* Begin INFORMATION SHOWN *

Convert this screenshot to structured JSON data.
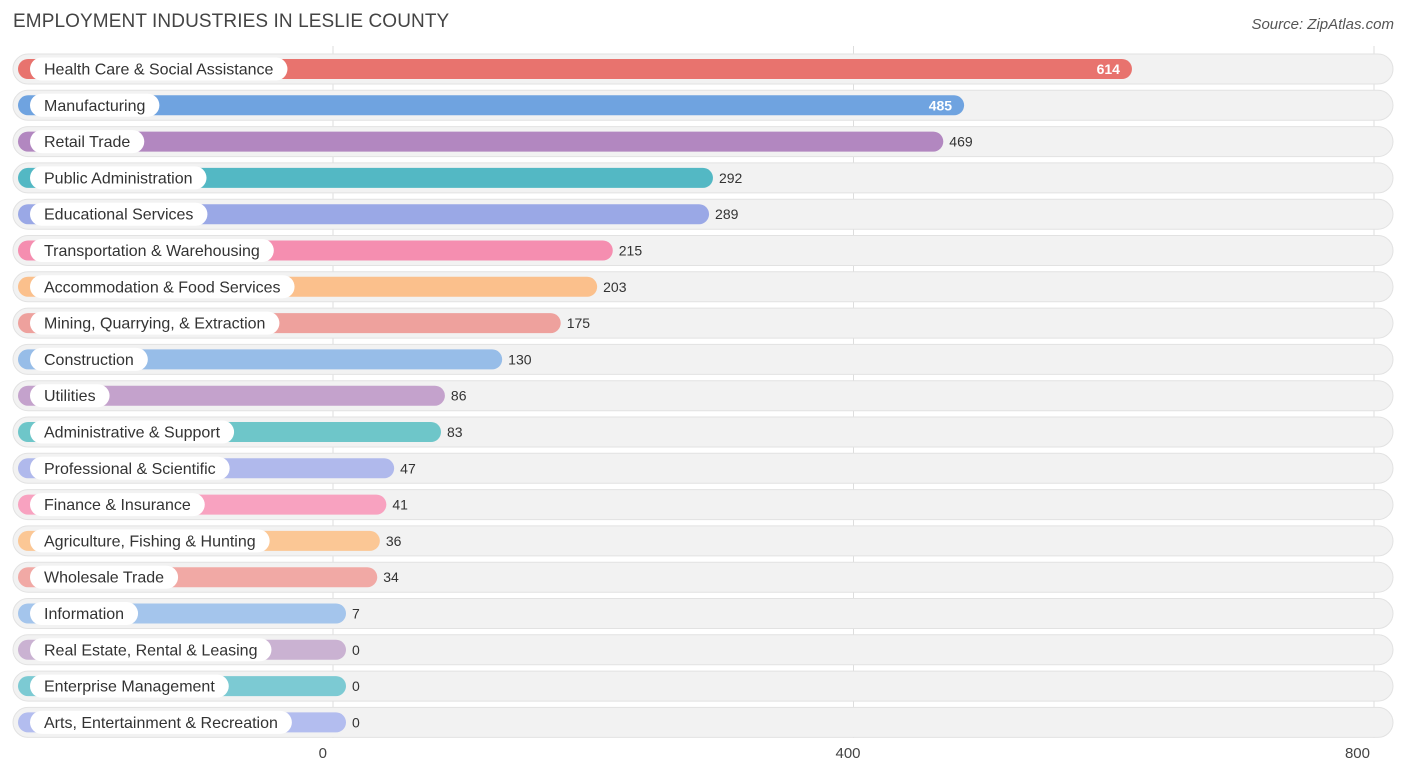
{
  "chart_data": {
    "type": "bar",
    "orientation": "horizontal",
    "title": "EMPLOYMENT INDUSTRIES IN LESLIE COUNTY",
    "source": "Source: ZipAtlas.com",
    "xlabel": "",
    "ylabel": "",
    "xlim": [
      0,
      800
    ],
    "ticks": [
      0,
      400,
      800
    ],
    "tick_labels": [
      "0",
      "400",
      "800"
    ],
    "grid": true,
    "categories": [
      "Health Care & Social Assistance",
      "Manufacturing",
      "Retail Trade",
      "Public Administration",
      "Educational Services",
      "Transportation & Warehousing",
      "Accommodation & Food Services",
      "Mining, Quarrying, & Extraction",
      "Construction",
      "Utilities",
      "Administrative & Support",
      "Professional & Scientific",
      "Finance & Insurance",
      "Agriculture, Fishing & Hunting",
      "Wholesale Trade",
      "Information",
      "Real Estate, Rental & Leasing",
      "Enterprise Management",
      "Arts, Entertainment & Recreation"
    ],
    "values": [
      614,
      485,
      469,
      292,
      289,
      215,
      203,
      175,
      130,
      86,
      83,
      47,
      41,
      36,
      34,
      7,
      0,
      0,
      0
    ],
    "value_labels": [
      "614",
      "485",
      "469",
      "292",
      "289",
      "215",
      "203",
      "175",
      "130",
      "86",
      "83",
      "47",
      "41",
      "36",
      "34",
      "7",
      "0",
      "0",
      "0"
    ],
    "colors": [
      "#e8736e",
      "#6fa3e0",
      "#b287c0",
      "#53b8c4",
      "#9aa8e6",
      "#f58eb0",
      "#fbc08c",
      "#eea19d",
      "#97bde8",
      "#c4a2cc",
      "#6ec6c9",
      "#b0b9ec",
      "#f8a2c0",
      "#fbc795",
      "#f1a9a5",
      "#a4c5ec",
      "#cab2d2",
      "#7ccad3",
      "#b3bdef"
    ]
  }
}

* End INFORMATION SHOWN *

**BRIEF**. From the listing above, print every entry precisely and drop the pictures.

**FULL SOLUTION**.
Convert this screenshot to structured JSON data.
{
  "chart_data": {
    "type": "bar",
    "orientation": "horizontal",
    "title": "EMPLOYMENT INDUSTRIES IN LESLIE COUNTY",
    "source": "Source: ZipAtlas.com",
    "xlabel": "",
    "ylabel": "",
    "xlim": [
      0,
      800
    ],
    "ticks": [
      0,
      400,
      800
    ],
    "tick_labels": [
      "0",
      "400",
      "800"
    ],
    "grid": true,
    "categories": [
      "Health Care & Social Assistance",
      "Manufacturing",
      "Retail Trade",
      "Public Administration",
      "Educational Services",
      "Transportation & Warehousing",
      "Accommodation & Food Services",
      "Mining, Quarrying, & Extraction",
      "Construction",
      "Utilities",
      "Administrative & Support",
      "Professional & Scientific",
      "Finance & Insurance",
      "Agriculture, Fishing & Hunting",
      "Wholesale Trade",
      "Information",
      "Real Estate, Rental & Leasing",
      "Enterprise Management",
      "Arts, Entertainment & Recreation"
    ],
    "values": [
      614,
      485,
      469,
      292,
      289,
      215,
      203,
      175,
      130,
      86,
      83,
      47,
      41,
      36,
      34,
      7,
      0,
      0,
      0
    ],
    "value_labels": [
      "614",
      "485",
      "469",
      "292",
      "289",
      "215",
      "203",
      "175",
      "130",
      "86",
      "83",
      "47",
      "41",
      "36",
      "34",
      "7",
      "0",
      "0",
      "0"
    ],
    "colors": [
      "#e8736e",
      "#6fa3e0",
      "#b287c0",
      "#53b8c4",
      "#9aa8e6",
      "#f58eb0",
      "#fbc08c",
      "#eea19d",
      "#97bde8",
      "#c4a2cc",
      "#6ec6c9",
      "#b0b9ec",
      "#f8a2c0",
      "#fbc795",
      "#f1a9a5",
      "#a4c5ec",
      "#cab2d2",
      "#7ccad3",
      "#b3bdef"
    ]
  }
}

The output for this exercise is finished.